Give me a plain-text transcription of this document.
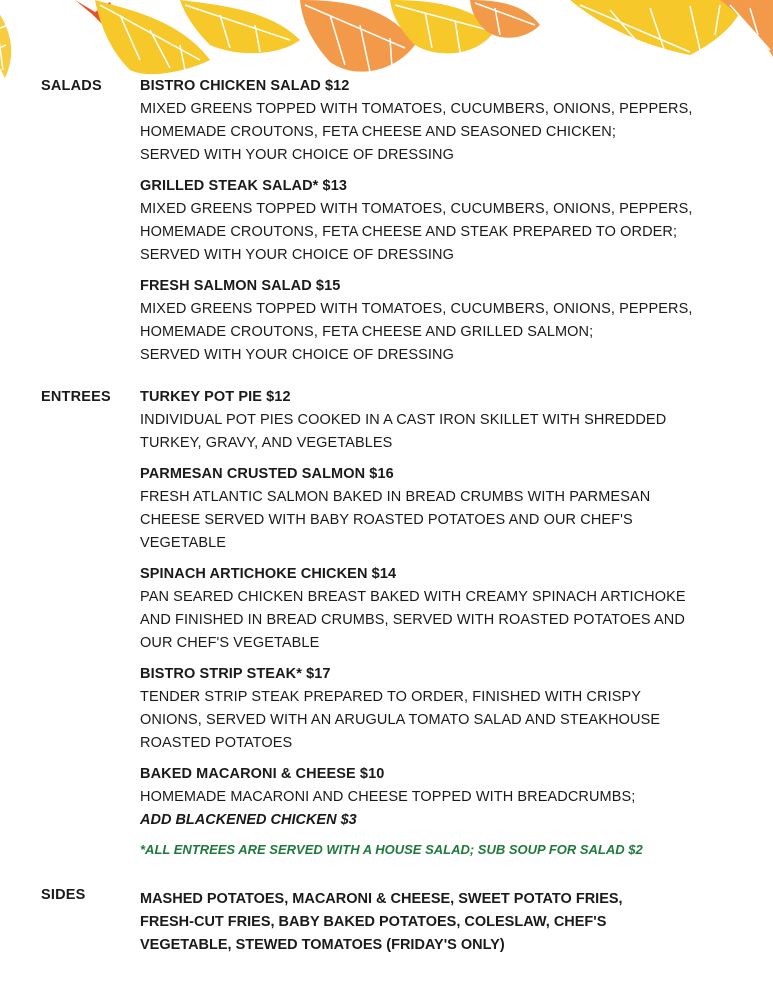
SALADS	BISTRO CHICKEN SALAD $12
MIXED GREENS TOPPED WITH TOMATOES, CUCUMBERS, ONIONS, PEPPERS,
HOMEMADE CROUTONS, FETA CHEESE AND SEASONED CHICKEN;
SERVED WITH YOUR CHOICE OF DRESSING
GRILLED STEAK SALAD* $13
MIXED GREENS TOPPED WITH TOMATOES, CUCUMBERS, ONIONS, PEPPERS,
HOMEMADE CROUTONS, FETA CHEESE AND STEAK PREPARED TO ORDER;
SERVED WITH YOUR CHOICE OF DRESSING
FRESH SALMON SALAD $15
MIXED GREENS TOPPED WITH TOMATOES, CUCUMBERS, ONIONS, PEPPERS,
HOMEMADE CROUTONS, FETA CHEESE AND GRILLED SALMON;
SERVED WITH YOUR CHOICE OF DRESSING
ENTREES TURKEY POT PIE $12
INDIVIDUAL POT PIES COOKED IN A CAST IRON SKILLET WITH SHREDDED
TURKEY, GRAVY, AND VEGETABLES
PARMESAN CRUSTED SALMON $16
FRESH ATLANTIC SALMON BAKED IN BREAD CRUMBS WITH PARMESAN
CHEESE SERVED WITH BABY ROASTED POTATOES AND OUR CHEF'S
VEGETABLE
SPINACH ARTICHOKE CHICKEN $14
PAN SEARED CHICKEN BREAST BAKED WITH CREAMY SPINACH ARTICHOKE
AND FINISHED IN BREAD CRUMBS, SERVED WITH ROASTED POTATOES AND
OUR CHEF'S VEGETABLE
BISTRO STRIP STEAK* $17
TENDER STRIP STEAK PREPARED TO ORDER, FINISHED WITH CRISPY
ONIONS, SERVED WITH AN ARUGULA TOMATO SALAD AND STEAKHOUSE
ROASTED POTATOES
BAKED MACARONI & CHEESE $10
HOMEMADE MACARONI AND CHEESE TOPPED WITH BREADCRUMBS;
ADD BLACKENED CHICKEN $3
*ALL ENTREES ARE SERVED WITH A HOUSE SALAD; SUB SOUP FOR SALAD $2
SIDES	MASHED POTATOES, MACARONI & CHEESE, SWEET POTATO FRIES,
FRESH-CUT FRIES, BABY BAKED POTATOES, COLESLAW, CHEF'S
VEGETABLE, STEWED TOMATOES (FRIDAY'S ONLY)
************
### [EXERCISE DESCRIPTION]
Set down all the data again exactly as above, pictures excluded.

### [FULL OUTPUT]
Give me a plain-text transcription of this document.
SALADS	BISTRO CHICKEN SALAD $12
MIXED GREENS TOPPED WITH TOMATOES, CUCUMBERS, ONIONS, PEPPERS,
HOMEMADE CROUTONS, FETA CHEESE AND SEASONED CHICKEN;
SERVED WITH YOUR CHOICE OF DRESSING
GRILLED STEAK SALAD* $13
MIXED GREENS TOPPED WITH TOMATOES, CUCUMBERS, ONIONS, PEPPERS,
HOMEMADE CROUTONS, FETA CHEESE AND STEAK PREPARED TO ORDER;
SERVED WITH YOUR CHOICE OF DRESSING
FRESH SALMON SALAD $15
MIXED GREENS TOPPED WITH TOMATOES, CUCUMBERS, ONIONS, PEPPERS,
HOMEMADE CROUTONS, FETA CHEESE AND GRILLED SALMON;
SERVED WITH YOUR CHOICE OF DRESSING
ENTREES TURKEY POT PIE $12
INDIVIDUAL POT PIES COOKED IN A CAST IRON SKILLET WITH SHREDDED
TURKEY, GRAVY, AND VEGETABLES
PARMESAN CRUSTED SALMON $16
FRESH ATLANTIC SALMON BAKED IN BREAD CRUMBS WITH PARMESAN
CHEESE SERVED WITH BABY ROASTED POTATOES AND OUR CHEF'S
VEGETABLE
SPINACH ARTICHOKE CHICKEN $14
PAN SEARED CHICKEN BREAST BAKED WITH CREAMY SPINACH ARTICHOKE
AND FINISHED IN BREAD CRUMBS, SERVED WITH ROASTED POTATOES AND
OUR CHEF'S VEGETABLE
BISTRO STRIP STEAK* $17
TENDER STRIP STEAK PREPARED TO ORDER, FINISHED WITH CRISPY
ONIONS, SERVED WITH AN ARUGULA TOMATO SALAD AND STEAKHOUSE
ROASTED POTATOES
BAKED MACARONI & CHEESE $10
HOMEMADE MACARONI AND CHEESE TOPPED WITH BREADCRUMBS;
ADD BLACKENED CHICKEN $3
*ALL ENTREES ARE SERVED WITH A HOUSE SALAD; SUB SOUP FOR SALAD $2
SIDES	MASHED POTATOES, MACARONI & CHEESE, SWEET POTATO FRIES,
FRESH-CUT FRIES, BABY BAKED POTATOES, COLESLAW, CHEF'S
VEGETABLE, STEWED TOMATOES (FRIDAY'S ONLY)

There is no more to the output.